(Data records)

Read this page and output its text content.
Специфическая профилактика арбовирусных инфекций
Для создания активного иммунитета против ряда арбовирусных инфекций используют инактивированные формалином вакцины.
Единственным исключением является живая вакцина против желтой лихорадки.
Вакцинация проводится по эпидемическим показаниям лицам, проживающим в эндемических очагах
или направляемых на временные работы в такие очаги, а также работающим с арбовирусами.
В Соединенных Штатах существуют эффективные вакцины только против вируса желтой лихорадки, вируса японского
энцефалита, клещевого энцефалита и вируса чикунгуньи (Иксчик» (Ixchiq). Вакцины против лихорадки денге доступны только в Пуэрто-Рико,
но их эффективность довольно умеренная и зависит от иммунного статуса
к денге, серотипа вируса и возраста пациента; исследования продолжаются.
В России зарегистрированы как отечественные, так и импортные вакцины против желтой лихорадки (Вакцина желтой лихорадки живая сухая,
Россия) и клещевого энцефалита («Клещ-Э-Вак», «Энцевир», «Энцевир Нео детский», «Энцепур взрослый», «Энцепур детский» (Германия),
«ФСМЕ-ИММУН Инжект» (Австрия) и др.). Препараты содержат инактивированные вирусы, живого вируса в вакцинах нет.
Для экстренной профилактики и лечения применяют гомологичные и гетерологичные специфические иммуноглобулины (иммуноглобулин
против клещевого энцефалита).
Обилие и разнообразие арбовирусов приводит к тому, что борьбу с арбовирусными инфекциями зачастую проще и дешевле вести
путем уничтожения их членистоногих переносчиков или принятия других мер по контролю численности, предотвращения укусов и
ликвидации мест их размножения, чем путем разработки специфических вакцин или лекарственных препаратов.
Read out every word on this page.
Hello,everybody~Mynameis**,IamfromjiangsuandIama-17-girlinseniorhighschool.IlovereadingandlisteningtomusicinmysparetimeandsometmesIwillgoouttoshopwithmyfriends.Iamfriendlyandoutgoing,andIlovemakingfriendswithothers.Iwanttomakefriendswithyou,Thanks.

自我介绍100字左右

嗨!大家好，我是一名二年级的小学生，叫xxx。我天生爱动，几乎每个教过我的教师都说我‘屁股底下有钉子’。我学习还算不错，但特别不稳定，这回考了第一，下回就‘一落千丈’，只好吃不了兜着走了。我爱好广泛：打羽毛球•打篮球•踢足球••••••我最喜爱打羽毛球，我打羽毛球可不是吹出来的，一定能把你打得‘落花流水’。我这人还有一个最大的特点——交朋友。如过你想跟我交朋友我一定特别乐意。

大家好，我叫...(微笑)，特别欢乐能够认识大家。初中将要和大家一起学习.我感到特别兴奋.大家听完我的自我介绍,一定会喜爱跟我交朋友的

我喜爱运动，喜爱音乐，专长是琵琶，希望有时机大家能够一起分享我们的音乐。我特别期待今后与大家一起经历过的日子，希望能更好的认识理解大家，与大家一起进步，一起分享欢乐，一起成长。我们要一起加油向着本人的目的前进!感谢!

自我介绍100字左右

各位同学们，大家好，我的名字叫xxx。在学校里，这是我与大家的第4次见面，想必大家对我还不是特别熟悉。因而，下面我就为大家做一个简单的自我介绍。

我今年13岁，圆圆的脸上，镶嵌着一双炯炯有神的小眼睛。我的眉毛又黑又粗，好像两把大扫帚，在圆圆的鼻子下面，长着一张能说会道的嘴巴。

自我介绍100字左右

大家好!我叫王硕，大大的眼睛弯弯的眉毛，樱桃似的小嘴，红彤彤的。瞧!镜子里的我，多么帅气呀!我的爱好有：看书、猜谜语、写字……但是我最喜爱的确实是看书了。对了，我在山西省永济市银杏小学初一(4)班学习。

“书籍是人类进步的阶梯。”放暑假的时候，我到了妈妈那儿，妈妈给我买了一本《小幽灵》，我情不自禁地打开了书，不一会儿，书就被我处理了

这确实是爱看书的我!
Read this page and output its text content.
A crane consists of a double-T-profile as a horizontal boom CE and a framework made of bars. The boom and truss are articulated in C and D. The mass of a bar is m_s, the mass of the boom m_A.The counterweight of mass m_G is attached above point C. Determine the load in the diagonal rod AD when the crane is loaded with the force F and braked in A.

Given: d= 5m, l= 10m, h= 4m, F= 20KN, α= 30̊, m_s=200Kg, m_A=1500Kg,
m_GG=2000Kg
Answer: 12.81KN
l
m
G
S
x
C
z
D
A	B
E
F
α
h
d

What you will do: Nothing in the listing may be changed; retype it all exactly.

Complete answer:
Read this page and output its text content.
Специфическая профилактика арбовирусных инфекций
Для создания активного иммунитета против ряда арбовирусных инфекций используют инактивированные формалином вакцины.
Единственным исключением является живая вакцина против желтой лихорадки.
Вакцинация проводится по эпидемическим показаниям лицам, проживающим в эндемических очагах
или направляемых на временные работы в такие очаги, а также работающим с арбовирусами.
В Соединенных Штатах существуют эффективные вакцины только против вируса желтой лихорадки, вируса японского
энцефалита, клещевого энцефалита и вируса чикунгуньи (Иксчик» (Ixchiq). Вакцины против лихорадки денге доступны только в Пуэрто-Рико,
но их эффективность довольно умеренная и зависит от иммунного статуса
к денге, серотипа вируса и возраста пациента; исследования продолжаются.
В России зарегистрированы как отечественные, так и импортные вакцины против желтой лихорадки (Вакцина желтой лихорадки живая сухая,
Россия) и клещевого энцефалита («Клещ-Э-Вак», «Энцевир», «Энцевир Нео детский», «Энцепур взрослый», «Энцепур детский» (Германия),
«ФСМЕ-ИММУН Инжект» (Австрия) и др.). Препараты содержат инактивированные вирусы, живого вируса в вакцинах нет.
Для экстренной профилактики и лечения применяют гомологичные и гетерологичные специфические иммуноглобулины (иммуноглобулин
против клещевого энцефалита).
Обилие и разнообразие арбовирусов приводит к тому, что борьбу с арбовирусными инфекциями зачастую проще и дешевле вести
путем уничтожения их членистоногих переносчиков или принятия других мер по контролю численности, предотвращения укусов и
ликвидации мест их размножения, чем путем разработки специфических вакцин или лекарственных препаратов.
Read out every word on this page.
Hello,everybody~Mynameis**,IamfromjiangsuandIama-17-girlinseniorhighschool.IlovereadingandlisteningtomusicinmysparetimeandsometmesIwillgoouttoshopwithmyfriends.Iamfriendlyandoutgoing,andIlovemakingfriendswithothers.Iwanttomakefriendswithyou,Thanks.

自我介绍100字左右

嗨!大家好，我是一名二年级的小学生，叫xxx。我天生爱动，几乎每个教过我的教师都说我‘屁股底下有钉子’。我学习还算不错，但特别不稳定，这回考了第一，下回就‘一落千丈’，只好吃不了兜着走了。我爱好广泛：打羽毛球•打篮球•踢足球••••••我最喜爱打羽毛球，我打羽毛球可不是吹出来的，一定能把你打得‘落花流水’。我这人还有一个最大的特点——交朋友。如过你想跟我交朋友我一定特别乐意。

大家好，我叫...(微笑)，特别欢乐能够认识大家。初中将要和大家一起学习.我感到特别兴奋.大家听完我的自我介绍,一定会喜爱跟我交朋友的

我喜爱运动，喜爱音乐，专长是琵琶，希望有时机大家能够一起分享我们的音乐。我特别期待今后与大家一起经历过的日子，希望能更好的认识理解大家，与大家一起进步，一起分享欢乐，一起成长。我们要一起加油向着本人的目的前进!感谢!

自我介绍100字左右

各位同学们，大家好，我的名字叫xxx。在学校里，这是我与大家的第4次见面，想必大家对我还不是特别熟悉。因而，下面我就为大家做一个简单的自我介绍。

我今年13岁，圆圆的脸上，镶嵌着一双炯炯有神的小眼睛。我的眉毛又黑又粗，好像两把大扫帚，在圆圆的鼻子下面，长着一张能说会道的嘴巴。

自我介绍100字左右

大家好!我叫王硕，大大的眼睛弯弯的眉毛，樱桃似的小嘴，红彤彤的。瞧!镜子里的我，多么帅气呀!我的爱好有：看书、猜谜语、写字……但是我最喜爱的确实是看书了。对了，我在山西省永济市银杏小学初一(4)班学习。

“书籍是人类进步的阶梯。”放暑假的时候，我到了妈妈那儿，妈妈给我买了一本《小幽灵》，我情不自禁地打开了书，不一会儿，书就被我处理了

这确实是爱看书的我!
Read this page and output its text content.
A crane consists of a double-T-profile as a horizontal boom CE and a framework made of bars. The boom and truss are articulated in C and D. The mass of a bar is m_s, the mass of the boom m_A.The counterweight of mass m_G is attached above point C. Determine the load in the diagonal rod AD when the crane is loaded with the force F and braked in A.

Given: d= 5m, l= 10m, h= 4m, F= 20KN, α= 30̊, m_s=200Kg, m_A=1500Kg,
m_GG=2000Kg
Answer: 12.81KN
l
m
G
S
x
C
z
D
A	B
E
F
α
h
d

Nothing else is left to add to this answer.